__Requirements__. List all lines in the material below that contain "随手转发".
_____
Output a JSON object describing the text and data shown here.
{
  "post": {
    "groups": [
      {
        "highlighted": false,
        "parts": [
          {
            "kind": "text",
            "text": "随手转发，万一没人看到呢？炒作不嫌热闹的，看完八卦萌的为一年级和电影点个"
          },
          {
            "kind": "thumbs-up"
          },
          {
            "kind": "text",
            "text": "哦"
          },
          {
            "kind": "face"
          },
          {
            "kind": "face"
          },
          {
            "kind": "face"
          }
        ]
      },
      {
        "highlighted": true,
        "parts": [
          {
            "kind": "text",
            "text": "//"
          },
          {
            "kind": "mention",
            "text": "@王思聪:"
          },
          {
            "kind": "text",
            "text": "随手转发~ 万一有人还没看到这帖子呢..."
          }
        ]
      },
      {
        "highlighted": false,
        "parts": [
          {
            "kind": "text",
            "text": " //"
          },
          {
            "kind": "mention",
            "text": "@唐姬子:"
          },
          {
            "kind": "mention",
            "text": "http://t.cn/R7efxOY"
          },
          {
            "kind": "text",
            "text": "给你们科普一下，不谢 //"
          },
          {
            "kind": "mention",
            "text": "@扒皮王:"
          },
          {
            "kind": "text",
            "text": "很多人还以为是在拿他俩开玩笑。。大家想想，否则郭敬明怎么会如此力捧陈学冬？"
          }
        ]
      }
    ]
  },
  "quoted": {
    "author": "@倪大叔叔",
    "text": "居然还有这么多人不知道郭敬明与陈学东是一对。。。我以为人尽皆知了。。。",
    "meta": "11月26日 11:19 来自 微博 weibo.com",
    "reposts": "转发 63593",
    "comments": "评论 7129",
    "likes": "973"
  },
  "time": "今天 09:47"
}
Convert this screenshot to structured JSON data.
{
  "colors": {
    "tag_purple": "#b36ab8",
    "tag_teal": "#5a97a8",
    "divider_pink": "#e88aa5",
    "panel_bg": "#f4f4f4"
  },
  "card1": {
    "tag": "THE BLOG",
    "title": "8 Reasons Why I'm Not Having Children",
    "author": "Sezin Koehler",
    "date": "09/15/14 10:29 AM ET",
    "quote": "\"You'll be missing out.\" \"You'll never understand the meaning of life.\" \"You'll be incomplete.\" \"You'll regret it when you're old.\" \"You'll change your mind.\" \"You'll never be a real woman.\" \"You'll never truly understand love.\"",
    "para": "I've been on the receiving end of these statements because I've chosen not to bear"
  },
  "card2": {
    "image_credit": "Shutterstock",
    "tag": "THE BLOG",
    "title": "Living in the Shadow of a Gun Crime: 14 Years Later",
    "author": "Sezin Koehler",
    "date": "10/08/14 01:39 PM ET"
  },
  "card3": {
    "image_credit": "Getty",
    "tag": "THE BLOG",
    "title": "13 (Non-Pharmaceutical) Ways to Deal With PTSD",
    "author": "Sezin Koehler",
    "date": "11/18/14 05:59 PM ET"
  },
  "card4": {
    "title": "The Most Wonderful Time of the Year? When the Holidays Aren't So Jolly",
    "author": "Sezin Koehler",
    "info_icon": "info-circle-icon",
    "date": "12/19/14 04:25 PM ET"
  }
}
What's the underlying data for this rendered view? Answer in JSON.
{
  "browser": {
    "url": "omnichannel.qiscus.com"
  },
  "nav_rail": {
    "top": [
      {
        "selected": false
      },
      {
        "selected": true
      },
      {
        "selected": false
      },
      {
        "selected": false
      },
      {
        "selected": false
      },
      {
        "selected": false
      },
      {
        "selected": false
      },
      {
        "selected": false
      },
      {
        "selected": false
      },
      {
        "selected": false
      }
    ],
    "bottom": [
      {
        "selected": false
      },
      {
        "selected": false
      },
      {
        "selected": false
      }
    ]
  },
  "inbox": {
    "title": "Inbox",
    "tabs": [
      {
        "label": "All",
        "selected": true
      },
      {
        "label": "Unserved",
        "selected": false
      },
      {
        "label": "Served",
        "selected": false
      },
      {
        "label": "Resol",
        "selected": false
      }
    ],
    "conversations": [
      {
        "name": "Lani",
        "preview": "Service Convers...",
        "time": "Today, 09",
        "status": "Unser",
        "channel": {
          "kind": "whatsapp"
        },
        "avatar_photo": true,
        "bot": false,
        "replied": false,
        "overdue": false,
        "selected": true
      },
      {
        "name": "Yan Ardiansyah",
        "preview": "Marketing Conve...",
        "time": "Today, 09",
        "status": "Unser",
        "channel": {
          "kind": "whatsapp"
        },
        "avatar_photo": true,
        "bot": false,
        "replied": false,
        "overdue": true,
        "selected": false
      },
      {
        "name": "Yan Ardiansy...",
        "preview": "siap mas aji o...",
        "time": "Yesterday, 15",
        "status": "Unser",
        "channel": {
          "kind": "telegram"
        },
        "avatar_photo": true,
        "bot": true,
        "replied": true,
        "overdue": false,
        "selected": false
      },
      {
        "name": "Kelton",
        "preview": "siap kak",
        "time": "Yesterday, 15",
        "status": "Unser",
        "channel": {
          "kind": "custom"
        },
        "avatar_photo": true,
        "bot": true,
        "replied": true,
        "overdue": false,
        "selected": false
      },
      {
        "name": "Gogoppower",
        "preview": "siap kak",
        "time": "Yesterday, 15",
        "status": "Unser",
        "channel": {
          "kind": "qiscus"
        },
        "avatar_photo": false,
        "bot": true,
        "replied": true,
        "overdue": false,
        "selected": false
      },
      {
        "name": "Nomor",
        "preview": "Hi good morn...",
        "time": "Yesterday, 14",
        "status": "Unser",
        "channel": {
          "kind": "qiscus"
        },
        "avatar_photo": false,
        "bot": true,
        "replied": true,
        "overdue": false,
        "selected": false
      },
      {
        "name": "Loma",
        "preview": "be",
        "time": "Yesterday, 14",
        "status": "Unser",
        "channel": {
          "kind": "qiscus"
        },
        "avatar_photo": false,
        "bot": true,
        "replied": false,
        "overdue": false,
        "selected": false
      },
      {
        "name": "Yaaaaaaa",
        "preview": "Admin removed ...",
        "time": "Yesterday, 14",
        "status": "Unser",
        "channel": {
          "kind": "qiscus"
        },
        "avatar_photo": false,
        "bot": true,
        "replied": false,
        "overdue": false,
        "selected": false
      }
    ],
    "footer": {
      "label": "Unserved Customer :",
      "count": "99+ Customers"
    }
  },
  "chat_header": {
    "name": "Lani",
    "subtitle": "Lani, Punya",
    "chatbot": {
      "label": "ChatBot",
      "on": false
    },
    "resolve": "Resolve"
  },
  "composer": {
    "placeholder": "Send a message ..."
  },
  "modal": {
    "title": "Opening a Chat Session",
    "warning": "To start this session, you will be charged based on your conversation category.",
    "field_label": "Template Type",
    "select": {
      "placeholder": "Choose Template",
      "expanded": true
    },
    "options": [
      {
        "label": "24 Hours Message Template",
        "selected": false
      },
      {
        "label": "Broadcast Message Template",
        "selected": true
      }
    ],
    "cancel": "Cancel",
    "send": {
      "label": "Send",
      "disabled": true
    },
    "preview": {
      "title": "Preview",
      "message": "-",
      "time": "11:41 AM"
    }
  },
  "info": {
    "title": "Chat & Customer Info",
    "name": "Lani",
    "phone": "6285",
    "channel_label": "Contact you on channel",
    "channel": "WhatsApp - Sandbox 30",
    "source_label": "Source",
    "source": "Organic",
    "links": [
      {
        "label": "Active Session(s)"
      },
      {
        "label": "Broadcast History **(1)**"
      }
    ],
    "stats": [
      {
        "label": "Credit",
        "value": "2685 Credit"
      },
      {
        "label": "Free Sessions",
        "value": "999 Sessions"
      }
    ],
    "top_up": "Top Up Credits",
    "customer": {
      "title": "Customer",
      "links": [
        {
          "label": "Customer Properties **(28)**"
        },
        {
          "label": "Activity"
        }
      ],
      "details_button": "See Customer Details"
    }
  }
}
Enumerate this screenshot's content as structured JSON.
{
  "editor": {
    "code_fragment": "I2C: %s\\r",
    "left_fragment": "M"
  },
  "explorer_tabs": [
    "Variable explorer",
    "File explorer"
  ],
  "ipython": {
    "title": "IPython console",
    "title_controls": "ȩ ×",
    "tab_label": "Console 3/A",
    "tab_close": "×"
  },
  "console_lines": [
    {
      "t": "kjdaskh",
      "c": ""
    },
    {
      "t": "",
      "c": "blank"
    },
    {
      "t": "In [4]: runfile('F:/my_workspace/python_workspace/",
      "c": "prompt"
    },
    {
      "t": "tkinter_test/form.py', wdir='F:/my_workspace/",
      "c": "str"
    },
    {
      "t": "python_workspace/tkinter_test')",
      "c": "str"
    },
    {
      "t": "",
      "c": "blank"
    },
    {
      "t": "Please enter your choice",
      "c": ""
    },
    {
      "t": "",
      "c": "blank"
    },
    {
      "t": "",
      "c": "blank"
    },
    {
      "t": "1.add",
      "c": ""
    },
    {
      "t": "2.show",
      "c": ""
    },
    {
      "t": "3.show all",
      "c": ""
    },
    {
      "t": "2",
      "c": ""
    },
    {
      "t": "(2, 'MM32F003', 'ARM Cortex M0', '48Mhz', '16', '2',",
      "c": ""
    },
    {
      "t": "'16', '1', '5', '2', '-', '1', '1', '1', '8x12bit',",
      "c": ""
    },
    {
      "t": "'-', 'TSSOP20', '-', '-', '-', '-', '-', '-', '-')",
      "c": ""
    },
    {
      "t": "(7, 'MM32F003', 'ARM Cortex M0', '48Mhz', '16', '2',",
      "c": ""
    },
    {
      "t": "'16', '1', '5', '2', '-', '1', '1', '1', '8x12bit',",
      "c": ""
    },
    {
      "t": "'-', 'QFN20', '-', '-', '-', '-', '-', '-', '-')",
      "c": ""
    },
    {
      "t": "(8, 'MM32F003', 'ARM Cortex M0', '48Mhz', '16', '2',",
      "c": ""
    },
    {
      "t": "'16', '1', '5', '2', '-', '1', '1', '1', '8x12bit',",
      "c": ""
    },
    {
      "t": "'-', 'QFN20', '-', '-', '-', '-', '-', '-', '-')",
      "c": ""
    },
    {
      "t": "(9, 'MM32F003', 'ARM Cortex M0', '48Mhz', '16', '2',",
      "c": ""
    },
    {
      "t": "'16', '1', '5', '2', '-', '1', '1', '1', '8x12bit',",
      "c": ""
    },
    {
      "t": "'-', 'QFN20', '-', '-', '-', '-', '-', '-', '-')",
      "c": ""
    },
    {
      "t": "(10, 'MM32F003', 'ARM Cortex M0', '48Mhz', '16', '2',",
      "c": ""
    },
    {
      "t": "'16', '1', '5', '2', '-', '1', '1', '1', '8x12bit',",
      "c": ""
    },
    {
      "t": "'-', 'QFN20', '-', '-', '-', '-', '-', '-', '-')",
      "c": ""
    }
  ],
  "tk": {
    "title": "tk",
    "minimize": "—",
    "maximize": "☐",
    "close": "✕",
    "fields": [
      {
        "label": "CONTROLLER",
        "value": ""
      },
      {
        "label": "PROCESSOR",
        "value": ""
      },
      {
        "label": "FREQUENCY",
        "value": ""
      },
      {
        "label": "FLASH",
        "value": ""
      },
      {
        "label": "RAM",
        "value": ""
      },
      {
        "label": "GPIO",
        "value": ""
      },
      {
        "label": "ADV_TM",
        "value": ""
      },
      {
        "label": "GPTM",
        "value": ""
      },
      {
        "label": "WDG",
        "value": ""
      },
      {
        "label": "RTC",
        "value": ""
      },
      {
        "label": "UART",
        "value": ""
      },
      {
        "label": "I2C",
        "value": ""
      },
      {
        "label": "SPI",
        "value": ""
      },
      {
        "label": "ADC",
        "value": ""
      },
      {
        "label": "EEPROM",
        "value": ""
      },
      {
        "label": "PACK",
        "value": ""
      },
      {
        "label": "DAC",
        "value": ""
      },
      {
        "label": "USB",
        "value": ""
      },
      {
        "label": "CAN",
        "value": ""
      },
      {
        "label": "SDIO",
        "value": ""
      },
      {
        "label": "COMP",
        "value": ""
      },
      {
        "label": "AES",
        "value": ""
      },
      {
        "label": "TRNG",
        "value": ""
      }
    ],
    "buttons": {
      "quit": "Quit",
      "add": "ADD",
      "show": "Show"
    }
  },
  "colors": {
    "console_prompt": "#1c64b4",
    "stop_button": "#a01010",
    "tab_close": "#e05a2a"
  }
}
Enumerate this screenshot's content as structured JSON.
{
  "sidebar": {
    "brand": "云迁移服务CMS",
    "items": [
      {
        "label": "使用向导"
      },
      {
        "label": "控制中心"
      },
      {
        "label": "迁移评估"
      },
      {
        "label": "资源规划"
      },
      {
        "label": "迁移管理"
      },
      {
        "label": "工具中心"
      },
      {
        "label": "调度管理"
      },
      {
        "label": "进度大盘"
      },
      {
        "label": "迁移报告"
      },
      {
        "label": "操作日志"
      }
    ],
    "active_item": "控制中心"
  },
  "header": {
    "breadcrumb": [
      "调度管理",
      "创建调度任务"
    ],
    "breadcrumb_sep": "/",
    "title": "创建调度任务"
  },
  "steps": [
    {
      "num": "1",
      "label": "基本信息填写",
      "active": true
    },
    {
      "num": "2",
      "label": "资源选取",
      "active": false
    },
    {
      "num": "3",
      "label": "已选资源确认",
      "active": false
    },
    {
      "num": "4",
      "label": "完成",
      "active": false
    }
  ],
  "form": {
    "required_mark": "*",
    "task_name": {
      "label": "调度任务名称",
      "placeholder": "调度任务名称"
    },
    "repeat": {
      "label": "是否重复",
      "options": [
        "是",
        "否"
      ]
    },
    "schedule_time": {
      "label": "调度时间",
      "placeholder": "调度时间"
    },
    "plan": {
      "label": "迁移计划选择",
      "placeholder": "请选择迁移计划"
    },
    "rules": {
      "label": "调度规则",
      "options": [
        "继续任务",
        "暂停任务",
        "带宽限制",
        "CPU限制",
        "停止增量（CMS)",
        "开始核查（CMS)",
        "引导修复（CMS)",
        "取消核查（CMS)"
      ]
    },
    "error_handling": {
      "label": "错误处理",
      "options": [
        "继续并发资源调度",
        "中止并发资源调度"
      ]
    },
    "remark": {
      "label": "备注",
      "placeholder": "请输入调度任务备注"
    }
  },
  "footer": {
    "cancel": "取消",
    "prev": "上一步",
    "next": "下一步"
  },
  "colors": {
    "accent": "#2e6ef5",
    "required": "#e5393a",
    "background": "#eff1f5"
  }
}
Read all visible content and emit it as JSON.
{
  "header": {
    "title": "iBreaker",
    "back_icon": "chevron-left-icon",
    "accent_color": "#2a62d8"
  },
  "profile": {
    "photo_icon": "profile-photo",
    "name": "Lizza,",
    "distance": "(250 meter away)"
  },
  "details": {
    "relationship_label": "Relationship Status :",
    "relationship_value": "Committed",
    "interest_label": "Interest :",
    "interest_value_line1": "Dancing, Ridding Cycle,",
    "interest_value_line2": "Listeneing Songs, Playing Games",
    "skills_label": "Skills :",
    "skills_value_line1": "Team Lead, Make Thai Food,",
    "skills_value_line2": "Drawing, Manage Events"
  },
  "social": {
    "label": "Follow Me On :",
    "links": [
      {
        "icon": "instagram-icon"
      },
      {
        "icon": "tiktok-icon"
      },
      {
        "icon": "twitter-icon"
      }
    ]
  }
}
_____
__Written answer__.
            "text": "随手转发，万一没人看到呢？炒作不嫌热闹的，看完八卦萌的为一年级和电影点个"
            "text": "随手转发~ 万一有人还没看到这帖子呢..."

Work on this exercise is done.